Extracted data entries
——————————
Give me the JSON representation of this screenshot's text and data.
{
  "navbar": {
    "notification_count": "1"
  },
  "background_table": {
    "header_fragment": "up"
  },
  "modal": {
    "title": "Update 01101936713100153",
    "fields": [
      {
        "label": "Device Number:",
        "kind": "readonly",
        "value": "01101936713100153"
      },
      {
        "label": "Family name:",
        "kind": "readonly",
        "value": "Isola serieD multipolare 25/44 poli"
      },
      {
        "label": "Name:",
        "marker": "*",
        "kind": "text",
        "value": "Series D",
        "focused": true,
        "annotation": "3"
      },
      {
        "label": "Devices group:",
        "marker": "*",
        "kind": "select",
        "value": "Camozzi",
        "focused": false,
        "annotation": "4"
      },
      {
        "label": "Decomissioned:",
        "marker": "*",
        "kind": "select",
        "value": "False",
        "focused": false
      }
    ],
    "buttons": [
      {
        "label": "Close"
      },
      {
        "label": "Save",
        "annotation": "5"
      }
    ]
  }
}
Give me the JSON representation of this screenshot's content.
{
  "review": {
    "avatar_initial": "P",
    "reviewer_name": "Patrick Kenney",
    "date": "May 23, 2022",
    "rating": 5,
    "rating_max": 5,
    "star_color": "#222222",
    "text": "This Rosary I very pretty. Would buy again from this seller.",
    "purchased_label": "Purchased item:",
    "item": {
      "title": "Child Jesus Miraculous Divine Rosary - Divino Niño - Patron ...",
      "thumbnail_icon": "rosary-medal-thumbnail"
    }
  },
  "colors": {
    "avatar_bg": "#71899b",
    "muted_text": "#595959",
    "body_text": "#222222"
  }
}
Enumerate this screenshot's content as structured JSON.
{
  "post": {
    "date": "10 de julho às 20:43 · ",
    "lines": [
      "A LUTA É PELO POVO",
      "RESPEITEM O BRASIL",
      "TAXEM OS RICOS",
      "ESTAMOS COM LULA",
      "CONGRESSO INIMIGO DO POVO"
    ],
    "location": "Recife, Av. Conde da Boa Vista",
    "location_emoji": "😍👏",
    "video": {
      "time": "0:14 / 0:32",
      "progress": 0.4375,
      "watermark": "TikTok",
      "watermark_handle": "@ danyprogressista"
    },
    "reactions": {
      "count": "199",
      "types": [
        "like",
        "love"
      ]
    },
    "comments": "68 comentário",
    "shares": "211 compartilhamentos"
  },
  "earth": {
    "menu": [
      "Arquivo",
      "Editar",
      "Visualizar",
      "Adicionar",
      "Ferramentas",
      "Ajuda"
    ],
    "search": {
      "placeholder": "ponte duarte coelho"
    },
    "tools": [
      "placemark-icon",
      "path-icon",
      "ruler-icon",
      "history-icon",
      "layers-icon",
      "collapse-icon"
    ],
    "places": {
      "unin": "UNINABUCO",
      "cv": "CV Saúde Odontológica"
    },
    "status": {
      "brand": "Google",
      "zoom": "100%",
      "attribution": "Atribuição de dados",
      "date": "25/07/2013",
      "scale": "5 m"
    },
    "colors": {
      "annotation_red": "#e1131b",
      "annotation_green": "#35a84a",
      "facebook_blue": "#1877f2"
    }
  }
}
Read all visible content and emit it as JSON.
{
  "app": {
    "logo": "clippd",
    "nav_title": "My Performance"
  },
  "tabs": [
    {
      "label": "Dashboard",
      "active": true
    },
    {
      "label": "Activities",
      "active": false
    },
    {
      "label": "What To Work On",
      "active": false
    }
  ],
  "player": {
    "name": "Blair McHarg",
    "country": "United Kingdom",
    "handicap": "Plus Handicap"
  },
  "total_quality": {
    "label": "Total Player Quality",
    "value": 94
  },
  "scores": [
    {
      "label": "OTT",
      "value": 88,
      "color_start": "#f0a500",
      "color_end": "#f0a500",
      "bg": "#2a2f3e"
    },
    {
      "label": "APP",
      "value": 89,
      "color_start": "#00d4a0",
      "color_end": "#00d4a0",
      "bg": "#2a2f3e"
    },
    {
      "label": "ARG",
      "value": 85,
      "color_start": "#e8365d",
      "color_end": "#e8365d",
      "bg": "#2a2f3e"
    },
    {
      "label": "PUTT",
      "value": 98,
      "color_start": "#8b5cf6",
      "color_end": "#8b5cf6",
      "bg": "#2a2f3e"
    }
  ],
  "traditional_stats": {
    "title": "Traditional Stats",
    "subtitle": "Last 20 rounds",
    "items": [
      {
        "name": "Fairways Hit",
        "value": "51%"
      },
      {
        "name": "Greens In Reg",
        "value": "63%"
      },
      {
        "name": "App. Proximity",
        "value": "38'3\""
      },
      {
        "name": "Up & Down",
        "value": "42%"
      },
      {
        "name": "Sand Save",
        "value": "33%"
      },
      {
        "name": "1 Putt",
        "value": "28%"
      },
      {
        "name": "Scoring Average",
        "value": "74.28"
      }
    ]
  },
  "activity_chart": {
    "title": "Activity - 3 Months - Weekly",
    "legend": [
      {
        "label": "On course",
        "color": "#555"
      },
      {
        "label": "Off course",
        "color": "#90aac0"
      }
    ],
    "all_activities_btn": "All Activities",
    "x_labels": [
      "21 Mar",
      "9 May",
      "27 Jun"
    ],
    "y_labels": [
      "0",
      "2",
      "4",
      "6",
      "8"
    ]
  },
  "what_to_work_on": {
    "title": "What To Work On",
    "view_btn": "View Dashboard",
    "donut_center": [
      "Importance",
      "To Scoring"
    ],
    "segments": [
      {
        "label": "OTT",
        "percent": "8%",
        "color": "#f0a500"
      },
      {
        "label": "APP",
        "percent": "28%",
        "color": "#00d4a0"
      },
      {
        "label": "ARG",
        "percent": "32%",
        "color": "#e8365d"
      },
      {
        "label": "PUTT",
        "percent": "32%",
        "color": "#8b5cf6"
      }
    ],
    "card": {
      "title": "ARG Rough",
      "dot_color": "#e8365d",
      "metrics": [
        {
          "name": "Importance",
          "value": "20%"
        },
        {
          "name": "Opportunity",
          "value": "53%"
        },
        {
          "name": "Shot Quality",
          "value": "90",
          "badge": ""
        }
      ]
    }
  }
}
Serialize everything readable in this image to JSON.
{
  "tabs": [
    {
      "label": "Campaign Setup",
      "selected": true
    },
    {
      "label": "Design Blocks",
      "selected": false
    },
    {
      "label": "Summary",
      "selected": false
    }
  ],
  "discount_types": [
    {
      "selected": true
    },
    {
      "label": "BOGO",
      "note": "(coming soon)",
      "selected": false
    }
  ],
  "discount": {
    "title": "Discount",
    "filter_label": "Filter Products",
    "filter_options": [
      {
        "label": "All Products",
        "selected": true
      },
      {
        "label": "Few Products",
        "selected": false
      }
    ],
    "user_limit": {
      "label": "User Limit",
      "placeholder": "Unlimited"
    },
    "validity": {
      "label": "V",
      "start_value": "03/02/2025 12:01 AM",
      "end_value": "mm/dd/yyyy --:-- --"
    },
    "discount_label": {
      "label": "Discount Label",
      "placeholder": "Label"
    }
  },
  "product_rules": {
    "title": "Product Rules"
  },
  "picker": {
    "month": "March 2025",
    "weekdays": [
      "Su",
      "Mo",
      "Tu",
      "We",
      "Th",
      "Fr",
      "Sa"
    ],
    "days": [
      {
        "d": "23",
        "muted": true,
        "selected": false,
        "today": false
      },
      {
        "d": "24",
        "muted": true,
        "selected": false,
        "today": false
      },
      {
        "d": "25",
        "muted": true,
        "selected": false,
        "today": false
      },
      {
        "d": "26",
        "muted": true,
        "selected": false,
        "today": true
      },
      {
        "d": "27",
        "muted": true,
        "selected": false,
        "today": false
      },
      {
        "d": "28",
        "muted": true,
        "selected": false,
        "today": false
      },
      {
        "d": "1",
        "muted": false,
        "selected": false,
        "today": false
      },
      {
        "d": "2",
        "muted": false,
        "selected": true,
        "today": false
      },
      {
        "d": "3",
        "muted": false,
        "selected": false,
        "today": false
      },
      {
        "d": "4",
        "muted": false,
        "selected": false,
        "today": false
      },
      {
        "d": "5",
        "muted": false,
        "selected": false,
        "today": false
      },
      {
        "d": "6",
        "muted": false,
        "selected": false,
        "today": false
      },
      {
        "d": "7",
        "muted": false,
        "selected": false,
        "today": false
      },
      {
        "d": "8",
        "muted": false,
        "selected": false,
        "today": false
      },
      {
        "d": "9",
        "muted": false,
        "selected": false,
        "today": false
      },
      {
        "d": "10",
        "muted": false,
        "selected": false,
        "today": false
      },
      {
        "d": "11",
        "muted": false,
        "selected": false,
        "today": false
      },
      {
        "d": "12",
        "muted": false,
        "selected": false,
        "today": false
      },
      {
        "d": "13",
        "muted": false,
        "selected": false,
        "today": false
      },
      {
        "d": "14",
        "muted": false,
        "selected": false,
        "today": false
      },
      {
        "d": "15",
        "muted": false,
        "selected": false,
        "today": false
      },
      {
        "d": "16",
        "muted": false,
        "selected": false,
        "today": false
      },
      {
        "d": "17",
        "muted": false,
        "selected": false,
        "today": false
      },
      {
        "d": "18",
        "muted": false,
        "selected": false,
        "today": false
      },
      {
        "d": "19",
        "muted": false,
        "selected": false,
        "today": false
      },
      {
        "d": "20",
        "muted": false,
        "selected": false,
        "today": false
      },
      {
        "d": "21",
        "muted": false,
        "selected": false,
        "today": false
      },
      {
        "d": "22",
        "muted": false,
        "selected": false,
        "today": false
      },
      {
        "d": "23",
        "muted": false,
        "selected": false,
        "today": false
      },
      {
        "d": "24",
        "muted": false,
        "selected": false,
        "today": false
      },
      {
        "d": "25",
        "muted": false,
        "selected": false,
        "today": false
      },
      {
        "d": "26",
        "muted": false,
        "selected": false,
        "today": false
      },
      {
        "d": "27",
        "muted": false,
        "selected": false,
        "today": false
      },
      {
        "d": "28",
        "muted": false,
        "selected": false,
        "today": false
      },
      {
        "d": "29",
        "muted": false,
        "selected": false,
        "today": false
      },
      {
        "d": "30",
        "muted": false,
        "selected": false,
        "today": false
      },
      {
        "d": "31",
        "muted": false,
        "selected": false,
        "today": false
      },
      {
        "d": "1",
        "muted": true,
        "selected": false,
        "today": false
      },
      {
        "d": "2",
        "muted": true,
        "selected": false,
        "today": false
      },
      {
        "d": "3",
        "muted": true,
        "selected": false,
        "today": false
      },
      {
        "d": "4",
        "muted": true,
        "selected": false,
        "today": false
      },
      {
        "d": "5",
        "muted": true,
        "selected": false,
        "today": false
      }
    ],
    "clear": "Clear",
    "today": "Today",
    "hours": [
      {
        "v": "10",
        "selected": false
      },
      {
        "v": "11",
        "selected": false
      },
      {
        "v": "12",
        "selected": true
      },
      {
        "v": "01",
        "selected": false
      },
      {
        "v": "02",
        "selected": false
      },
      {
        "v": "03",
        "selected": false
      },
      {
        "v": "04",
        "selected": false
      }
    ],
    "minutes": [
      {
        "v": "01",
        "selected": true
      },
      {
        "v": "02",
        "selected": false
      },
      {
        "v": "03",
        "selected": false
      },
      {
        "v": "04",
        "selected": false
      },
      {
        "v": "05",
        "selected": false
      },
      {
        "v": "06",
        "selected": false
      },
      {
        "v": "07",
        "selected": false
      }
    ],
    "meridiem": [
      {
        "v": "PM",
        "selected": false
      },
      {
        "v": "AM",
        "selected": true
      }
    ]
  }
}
——————————
• TASK OBJECTIVE:
Lines that hold the word "POVO" are the ones to return, every one of them.

• EXERCISE SOLUTION:
      "A LUTA É PELO POVO",
      "CONGRESSO INIMIGO DO POVO"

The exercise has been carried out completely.